◆ **EXERCISE BRIEF**: Tally the lines that contain "الجزئية" and report the total alone.

◆ **Stored records**:
-=-=-

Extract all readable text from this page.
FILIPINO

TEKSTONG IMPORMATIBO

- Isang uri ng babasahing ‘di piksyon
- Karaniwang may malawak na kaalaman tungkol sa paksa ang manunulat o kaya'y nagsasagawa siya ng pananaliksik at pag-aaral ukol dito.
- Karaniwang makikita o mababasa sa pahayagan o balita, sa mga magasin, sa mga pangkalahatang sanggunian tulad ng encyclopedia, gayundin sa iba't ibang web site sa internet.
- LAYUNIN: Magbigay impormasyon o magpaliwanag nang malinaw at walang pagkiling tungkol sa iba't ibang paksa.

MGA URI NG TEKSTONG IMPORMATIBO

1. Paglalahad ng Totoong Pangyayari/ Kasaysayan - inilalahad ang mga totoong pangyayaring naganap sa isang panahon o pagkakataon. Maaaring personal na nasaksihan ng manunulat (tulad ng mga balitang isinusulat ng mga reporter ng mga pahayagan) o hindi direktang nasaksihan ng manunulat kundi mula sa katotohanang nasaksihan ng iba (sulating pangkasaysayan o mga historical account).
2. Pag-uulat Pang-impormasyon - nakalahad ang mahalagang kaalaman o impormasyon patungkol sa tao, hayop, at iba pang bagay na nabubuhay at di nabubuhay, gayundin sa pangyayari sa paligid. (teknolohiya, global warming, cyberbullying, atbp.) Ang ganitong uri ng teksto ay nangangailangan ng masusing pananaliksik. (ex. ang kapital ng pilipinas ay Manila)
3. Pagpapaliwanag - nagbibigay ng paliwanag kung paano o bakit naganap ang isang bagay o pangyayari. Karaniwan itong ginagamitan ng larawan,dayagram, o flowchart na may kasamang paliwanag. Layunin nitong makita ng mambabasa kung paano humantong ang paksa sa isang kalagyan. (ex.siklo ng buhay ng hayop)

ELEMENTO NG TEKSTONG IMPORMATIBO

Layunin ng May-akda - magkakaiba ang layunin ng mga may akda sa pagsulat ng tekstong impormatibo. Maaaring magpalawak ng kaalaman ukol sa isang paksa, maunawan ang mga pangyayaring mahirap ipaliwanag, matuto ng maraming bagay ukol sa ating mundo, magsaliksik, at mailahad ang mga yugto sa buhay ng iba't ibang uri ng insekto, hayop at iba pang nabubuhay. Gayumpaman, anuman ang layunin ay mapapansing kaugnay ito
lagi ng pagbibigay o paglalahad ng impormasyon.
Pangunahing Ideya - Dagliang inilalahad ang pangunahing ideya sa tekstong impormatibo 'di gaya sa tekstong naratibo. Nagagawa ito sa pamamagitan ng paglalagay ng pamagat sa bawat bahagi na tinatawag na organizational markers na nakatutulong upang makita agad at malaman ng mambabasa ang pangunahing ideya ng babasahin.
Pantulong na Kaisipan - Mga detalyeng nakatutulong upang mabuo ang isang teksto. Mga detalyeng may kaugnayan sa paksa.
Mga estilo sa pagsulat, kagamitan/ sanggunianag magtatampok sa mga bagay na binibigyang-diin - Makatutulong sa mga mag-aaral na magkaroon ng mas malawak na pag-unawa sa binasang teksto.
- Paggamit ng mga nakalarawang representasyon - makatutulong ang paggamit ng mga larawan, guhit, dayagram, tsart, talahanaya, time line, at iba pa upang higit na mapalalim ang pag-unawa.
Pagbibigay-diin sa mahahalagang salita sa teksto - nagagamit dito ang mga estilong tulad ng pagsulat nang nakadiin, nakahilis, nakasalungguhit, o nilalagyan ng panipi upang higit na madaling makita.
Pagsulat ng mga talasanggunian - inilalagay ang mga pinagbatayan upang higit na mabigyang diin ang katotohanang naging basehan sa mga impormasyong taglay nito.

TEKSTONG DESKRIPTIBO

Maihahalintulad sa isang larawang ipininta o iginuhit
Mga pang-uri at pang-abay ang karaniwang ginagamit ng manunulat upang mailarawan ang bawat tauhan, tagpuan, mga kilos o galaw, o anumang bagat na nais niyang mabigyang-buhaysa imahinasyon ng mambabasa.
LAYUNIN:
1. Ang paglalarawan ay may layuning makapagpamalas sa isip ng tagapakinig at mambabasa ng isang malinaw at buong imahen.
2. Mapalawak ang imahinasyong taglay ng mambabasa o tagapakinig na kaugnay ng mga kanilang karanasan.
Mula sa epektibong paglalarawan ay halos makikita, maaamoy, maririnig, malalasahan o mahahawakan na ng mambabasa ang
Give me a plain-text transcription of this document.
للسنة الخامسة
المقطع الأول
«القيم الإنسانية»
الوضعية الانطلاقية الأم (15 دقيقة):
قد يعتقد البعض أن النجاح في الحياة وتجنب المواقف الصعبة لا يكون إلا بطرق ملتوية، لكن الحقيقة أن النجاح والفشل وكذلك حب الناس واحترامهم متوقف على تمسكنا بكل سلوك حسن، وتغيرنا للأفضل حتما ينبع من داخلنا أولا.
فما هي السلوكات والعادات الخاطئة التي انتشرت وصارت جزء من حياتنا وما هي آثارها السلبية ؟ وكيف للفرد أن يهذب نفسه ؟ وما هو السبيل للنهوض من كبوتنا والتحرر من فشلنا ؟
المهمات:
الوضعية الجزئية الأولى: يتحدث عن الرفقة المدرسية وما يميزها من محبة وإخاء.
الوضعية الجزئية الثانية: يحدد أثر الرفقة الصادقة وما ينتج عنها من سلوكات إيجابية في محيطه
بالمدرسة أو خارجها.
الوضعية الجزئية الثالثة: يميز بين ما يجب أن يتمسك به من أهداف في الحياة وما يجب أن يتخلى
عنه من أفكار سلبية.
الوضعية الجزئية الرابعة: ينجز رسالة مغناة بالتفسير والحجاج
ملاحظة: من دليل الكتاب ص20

-=-=-

◆ **WRITTEN RESPONSE**: 4